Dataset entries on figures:
◇ ◇ ◇ ◇
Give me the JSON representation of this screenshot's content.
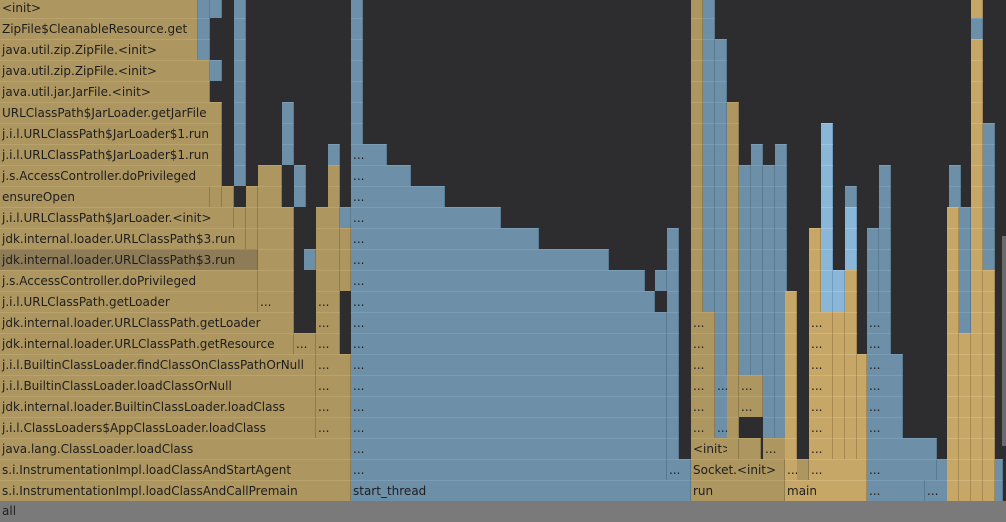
{
  "root_label": "all",
  "frames": {
    "init": "<init>",
    "zipfile_get": "ZipFile$CleanableResource.get",
    "zipfile_init1": "java.util.zip.ZipFile.<init>",
    "zipfile_init2": "java.util.zip.ZipFile.<init>",
    "jarfile_init": "java.util.jar.JarFile.<init>",
    "getjarfile": "URLClassPath$JarLoader.getJarFile",
    "jarloader_run1": "j.i.l.URLClassPath$JarLoader$1.run",
    "jarloader_run2": "j.i.l.URLClassPath$JarLoader$1.run",
    "doprivileged1": "j.s.AccessController.doPrivileged",
    "ensureopen": "ensureOpen",
    "jarloader_init": "j.i.l.URLClassPath$JarLoader.<init>",
    "ucp3_run1": "jdk.internal.loader.URLClassPath$3.run",
    "ucp3_run2": "jdk.internal.loader.URLClassPath$3.run",
    "doprivileged2": "j.s.AccessController.doPrivileged",
    "getloader1": "j.i.l.URLClassPath.getLoader",
    "getloader2": "jdk.internal.loader.URLClassPath.getLoader",
    "getresource": "jdk.internal.loader.URLClassPath.getResource",
    "findclass": "j.i.l.BuiltinClassLoader.findClassOnClassPathOrNull",
    "loadclassornull": "j.i.l.BuiltinClassLoader.loadClassOrNull",
    "builtin_loadclass": "jdk.internal.loader.BuiltinClassLoader.loadClass",
    "app_loadclass": "j.i.l.ClassLoaders$AppClassLoader.loadClass",
    "cl_loadclass": "java.lang.ClassLoader.loadClass",
    "loadclassandstart": "s.i.InstrumentationImpl.loadClassAndStartAgent",
    "loadclassandcall": "s.i.InstrumentationImpl.loadClassAndCallPremain",
    "start_thread": "start_thread",
    "run": "run",
    "main": "main",
    "socket_init": "Socket.<init>",
    "init2": "<init>",
    "ellipsis": "..."
  },
  "colors": {
    "background": "#2d2d2f",
    "java": "#ad9660",
    "highlighted": "#8e7c58",
    "native": "#6d8fa8",
    "kernel": "#c7a768",
    "light": "#8ab6d8",
    "root": "#7a7a7a"
  }
}
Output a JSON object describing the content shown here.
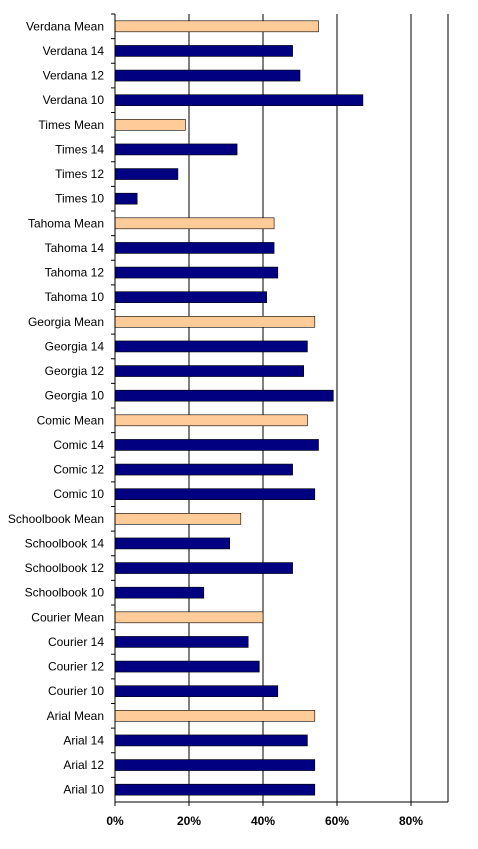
{
  "chart_data": {
    "type": "bar",
    "orientation": "horizontal",
    "title": "",
    "xlabel": "",
    "ylabel": "",
    "xlim": [
      0,
      90
    ],
    "x_ticks": [
      0,
      20,
      40,
      60,
      80
    ],
    "x_tick_labels": [
      "0%",
      "20%",
      "40%",
      "60%",
      "80%"
    ],
    "grid": "vertical major gridlines",
    "legend": "none",
    "colors": {
      "mean": "#FFCC99",
      "size": "#000080",
      "outline": "#000000",
      "grid": "#000000"
    },
    "categories": [
      "Verdana Mean",
      "Verdana 14",
      "Verdana 12",
      "Verdana 10",
      "Times Mean",
      "Times 14",
      "Times 12",
      "Times 10",
      "Tahoma Mean",
      "Tahoma 14",
      "Tahoma 12",
      "Tahoma 10",
      "Georgia Mean",
      "Georgia 14",
      "Georgia 12",
      "Georgia 10",
      "Comic Mean",
      "Comic 14",
      "Comic 12",
      "Comic 10",
      "Schoolbook Mean",
      "Schoolbook 14",
      "Schoolbook 12",
      "Schoolbook 10",
      "Courier Mean",
      "Courier 14",
      "Courier 12",
      "Courier 10",
      "Arial Mean",
      "Arial 14",
      "Arial 12",
      "Arial 10"
    ],
    "values": [
      55,
      48,
      50,
      67,
      19,
      33,
      17,
      6,
      43,
      43,
      44,
      41,
      54,
      52,
      51,
      59,
      52,
      55,
      48,
      54,
      34,
      31,
      48,
      24,
      40,
      36,
      39,
      44,
      54,
      52,
      54,
      54
    ],
    "is_mean": [
      true,
      false,
      false,
      false,
      true,
      false,
      false,
      false,
      true,
      false,
      false,
      false,
      true,
      false,
      false,
      false,
      true,
      false,
      false,
      false,
      true,
      false,
      false,
      false,
      true,
      false,
      false,
      false,
      true,
      false,
      false,
      false
    ]
  }
}
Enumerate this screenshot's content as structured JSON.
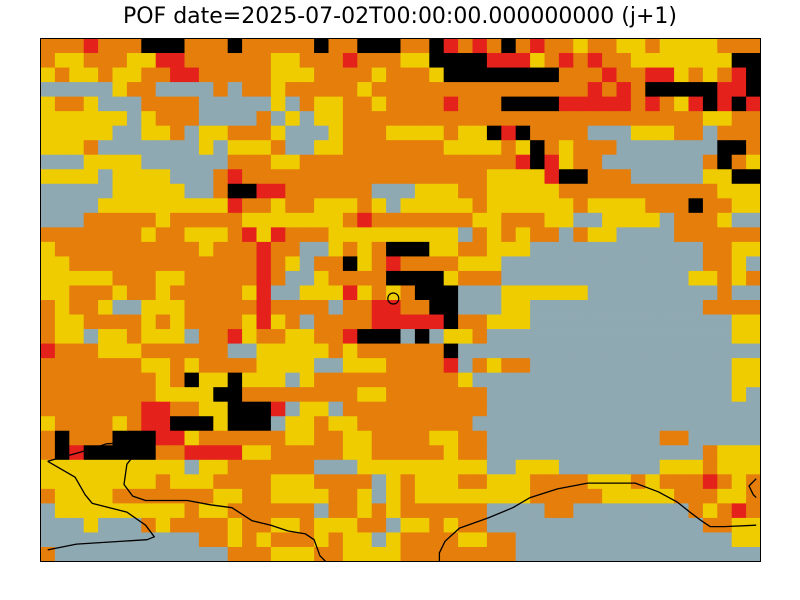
{
  "chart_data": {
    "type": "heatmap",
    "title": "POF date=2025-07-02T00:00:00.000000000 (j+1)",
    "xlabel": "",
    "ylabel": "",
    "legend": "none",
    "grid": false,
    "n_cols": 50,
    "n_rows": 36,
    "class_colors": {
      "0": "#8fa9b2",
      "1": "#efcc00",
      "2": "#e57e0b",
      "3": "#e5211c",
      "4": "#000000"
    },
    "rows": [
      "22232224442224222224224442243232423221221121111222",
      "21122211332222221122232221144443331232322111111144",
      "12112112233222221112222122214444444422232233121234",
      "00000122000020221222221222222222222222323244444334",
      "12210002222000001021122122223222444433333232134343",
      "11111101222000020101122222222222222222222222221122",
      "11111001120112221000122211112114342222000111220222",
      "11120000000101112001122222221111214212220000000442",
      "00011110000002221122222222222222234312200000002421",
      "11110111100023222222222222222221111344222000001144",
      "00000111110024433222222000111221111122222222222111",
      "00001111111113221221112101111121111112111122242211",
      "00022222122222111111123222222211222110011110222100",
      "22222221221112313222111111111021212202110000222222",
      "12222222222122232200121244411221110000000000002211",
      "11222222222222232102241232222111000000000000002210",
      "11111222112222232001222244441222000000000000011212",
      "11222122122222130011131212444000111111000000000200",
      "21221001112222232222022332244000110000000000002222",
      "21122221212222131202222333334221110000000000000011",
      "21101121110223122112234440401120000000000000000011",
      "32221112222220011111212222224000000000000000000000",
      "22222221121222211110011122223021220000000000000011",
      "22222222124114111012222222222100000000000000000011",
      "22222222111144222222221122222220000000000000000010",
      "22222223322114443011022222222220000000000000000000",
      "12222123344414440112112222222200000000000000000000",
      "24222444331222222112211222211220000000000002200000",
      "24344444223333112222211222221220000000000000002111",
      "11111111110112222220001111111110011100000001112111",
      "11111111211122221112222012111221112222111212223212",
      "21111222222211221111221012111111112222211111222112",
      "01111111112112222220221212222220000220000000021232",
      "00010002122221221121112201121220000000000000002211",
      "00000000000221212221211012222112200000000000000011",
      "20000000000002221112211112222222200000000000000000"
    ],
    "markers": [
      {
        "type": "circle",
        "col": 24.5,
        "row": 17.9
      }
    ],
    "coastlines": [
      "M0.5,29.1 L3.4,28.3 L4.6,27.9 L6.3,27.8 L6.6,28.0 L6.4,28.8 L6.0,29.3 L5.8,30.7 L6.4,31.5 L7.3,31.8 L10.2,31.8 L11.8,32.1 L13.3,32.3 L14.7,33.2 L16.0,33.5 L17.2,33.9 L18.4,34.1 L19.0,34.5 L19.4,35.6 L19.8,36.0",
      "M0.5,29.1 L2.4,30.2 L3.1,31.4 L3.6,32.0 L6.0,32.6 L7.3,33.5 L7.9,34.3 L7.4,34.5 L2.5,34.8 L0.5,35.2",
      "M27.7,36.0 L27.7,35.4 L28.1,34.6 L29.1,33.7 L31.1,33.0 L32.8,32.3 L34.0,31.6 L35.9,31.0 L38.0,30.6 L41.3,30.6 L42.9,31.2 L44.2,31.9 L45.1,32.6 L45.9,33.2 L46.5,33.6 L47.5,33.6 L49.7,33.5",
      "M49.7,30.3 L49.2,30.8 L49.5,31.4 L49.7,31.6"
    ]
  }
}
◇ ◇ ◇ ◇
Task: Keep the pictures out and write out the records exactly.

Written solution:
Give me the JSON representation of this screenshot's content.
{
  "root_label": "all",
  "frames": {
    "init": "<init>",
    "zipfile_get": "ZipFile$CleanableResource.get",
    "zipfile_init1": "java.util.zip.ZipFile.<init>",
    "zipfile_init2": "java.util.zip.ZipFile.<init>",
    "jarfile_init": "java.util.jar.JarFile.<init>",
    "getjarfile": "URLClassPath$JarLoader.getJarFile",
    "jarloader_run1": "j.i.l.URLClassPath$JarLoader$1.run",
    "jarloader_run2": "j.i.l.URLClassPath$JarLoader$1.run",
    "doprivileged1": "j.s.AccessController.doPrivileged",
    "ensureopen": "ensureOpen",
    "jarloader_init": "j.i.l.URLClassPath$JarLoader.<init>",
    "ucp3_run1": "jdk.internal.loader.URLClassPath$3.run",
    "ucp3_run2": "jdk.internal.loader.URLClassPath$3.run",
    "doprivileged2": "j.s.AccessController.doPrivileged",
    "getloader1": "j.i.l.URLClassPath.getLoader",
    "getloader2": "jdk.internal.loader.URLClassPath.getLoader",
    "getresource": "jdk.internal.loader.URLClassPath.getResource",
    "findclass": "j.i.l.BuiltinClassLoader.findClassOnClassPathOrNull",
    "loadclassornull": "j.i.l.BuiltinClassLoader.loadClassOrNull",
    "builtin_loadclass": "jdk.internal.loader.BuiltinClassLoader.loadClass",
    "app_loadclass": "j.i.l.ClassLoaders$AppClassLoader.loadClass",
    "cl_loadclass": "java.lang.ClassLoader.loadClass",
    "loadclassandstart": "s.i.InstrumentationImpl.loadClassAndStartAgent",
    "loadclassandcall": "s.i.InstrumentationImpl.loadClassAndCallPremain",
    "start_thread": "start_thread",
    "run": "run",
    "main": "main",
    "socket_init": "Socket.<init>",
    "init2": "<init>",
    "ellipsis": "..."
  },
  "colors": {
    "background": "#2d2d2f",
    "java": "#ad9660",
    "highlighted": "#8e7c58",
    "native": "#6d8fa8",
    "kernel": "#c7a768",
    "light": "#8ab6d8",
    "root": "#7a7a7a"
  }
}
Output a JSON object describing the content shown here.
{
  "chart_data": {
    "type": "bar",
    "orientation": "horizontal",
    "title": "",
    "xlabel": "",
    "ylabel": "",
    "xlim": [
      0,
      90
    ],
    "x_ticks": [
      0,
      20,
      40,
      60,
      80
    ],
    "x_tick_labels": [
      "0%",
      "20%",
      "40%",
      "60%",
      "80%"
    ],
    "grid": "vertical major gridlines",
    "legend": "none",
    "colors": {
      "mean": "#FFCC99",
      "size": "#000080",
      "outline": "#000000",
      "grid": "#000000"
    },
    "categories": [
      "Verdana Mean",
      "Verdana 14",
      "Verdana 12",
      "Verdana 10",
      "Times Mean",
      "Times 14",
      "Times 12",
      "Times 10",
      "Tahoma Mean",
      "Tahoma 14",
      "Tahoma 12",
      "Tahoma 10",
      "Georgia Mean",
      "Georgia 14",
      "Georgia 12",
      "Georgia 10",
      "Comic Mean",
      "Comic 14",
      "Comic 12",
      "Comic 10",
      "Schoolbook Mean",
      "Schoolbook 14",
      "Schoolbook 12",
      "Schoolbook 10",
      "Courier Mean",
      "Courier 14",
      "Courier 12",
      "Courier 10",
      "Arial Mean",
      "Arial 14",
      "Arial 12",
      "Arial 10"
    ],
    "values": [
      55,
      48,
      50,
      67,
      19,
      33,
      17,
      6,
      43,
      43,
      44,
      41,
      54,
      52,
      51,
      59,
      52,
      55,
      48,
      54,
      34,
      31,
      48,
      24,
      40,
      36,
      39,
      44,
      54,
      52,
      54,
      54
    ],
    "is_mean": [
      true,
      false,
      false,
      false,
      true,
      false,
      false,
      false,
      true,
      false,
      false,
      false,
      true,
      false,
      false,
      false,
      true,
      false,
      false,
      false,
      true,
      false,
      false,
      false,
      true,
      false,
      false,
      false,
      true,
      false,
      false,
      false
    ]
  }
}
Enumerate this screenshot's content as structured JSON.
{
  "chart_data": {
    "type": "heatmap",
    "title": "POF date=2025-07-02T00:00:00.000000000 (j+1)",
    "xlabel": "",
    "ylabel": "",
    "legend": "none",
    "grid": false,
    "n_cols": 50,
    "n_rows": 36,
    "class_colors": {
      "0": "#8fa9b2",
      "1": "#efcc00",
      "2": "#e57e0b",
      "3": "#e5211c",
      "4": "#000000"
    },
    "rows": [
      "22232224442224222224224442243232423221221121111222",
      "21122211332222221122232221144443331232322111111144",
      "12112112233222221112222122214444444422232233121234",
      "00000122000020221222221222222222222222323244444334",
      "12210002222000001021122122223222444433333232134343",
      "11111101222000020101122222222222222222222222221122",
      "11111001120112221000122211112114342222000111220222",
      "11120000000101112001122222221111214212220000000442",
      "00011110000002221122222222222222234312200000002421",
      "11110111100023222222222222222221111344222000001144",
      "00000111110024433222222000111221111122222222222111",
      "00001111111113221221112101111121111112111122242211",
      "00022222122222111111123222222211222110011110222100",
      "22222221221112313222111111111021212202110000222222",
      "12222222222122232200121244411221110000000000002211",
      "11222222222222232102241232222111000000000000002210",
      "11111222112222232001222244441222000000000000011212",
      "11222122122222130011131212444000111111000000000200",
      "21221001112222232222022332244000110000000000002222",
      "21122221212222131202222333334221110000000000000011",
      "21101121110223122112234440401120000000000000000011",
      "32221112222220011111212222224000000000000000000000",
      "22222221121222211110011122223021220000000000000011",
      "22222222124114111012222222222100000000000000000011",
      "22222222111144222222221122222220000000000000000010",
      "22222223322114443011022222222220000000000000000000",
      "12222123344414440112112222222200000000000000000000",
      "24222444331222222112211222211220000000000002200000",
      "24344444223333112222211222221220000000000000002111",
      "11111111110112222220001111111110011100000001112111",
      "11111111211122221112222012111221112222111212223212",
      "21111222222211221111221012111111112222211111222112",
      "01111111112112222220221212222220000220000000021232",
      "00010002122221221121112201121220000000000000002211",
      "00000000000221212221211012222112200000000000000011",
      "20000000000002221112211112222222200000000000000000"
    ],
    "markers": [
      {
        "type": "circle",
        "col": 24.5,
        "row": 17.9
      }
    ],
    "coastlines": [
      "M0.5,29.1 L3.4,28.3 L4.6,27.9 L6.3,27.8 L6.6,28.0 L6.4,28.8 L6.0,29.3 L5.8,30.7 L6.4,31.5 L7.3,31.8 L10.2,31.8 L11.8,32.1 L13.3,32.3 L14.7,33.2 L16.0,33.5 L17.2,33.9 L18.4,34.1 L19.0,34.5 L19.4,35.6 L19.8,36.0",
      "M0.5,29.1 L2.4,30.2 L3.1,31.4 L3.6,32.0 L6.0,32.6 L7.3,33.5 L7.9,34.3 L7.4,34.5 L2.5,34.8 L0.5,35.2",
      "M27.7,36.0 L27.7,35.4 L28.1,34.6 L29.1,33.7 L31.1,33.0 L32.8,32.3 L34.0,31.6 L35.9,31.0 L38.0,30.6 L41.3,30.6 L42.9,31.2 L44.2,31.9 L45.1,32.6 L45.9,33.2 L46.5,33.6 L47.5,33.6 L49.7,33.5",
      "M49.7,30.3 L49.2,30.8 L49.5,31.4 L49.7,31.6"
    ]
  }
}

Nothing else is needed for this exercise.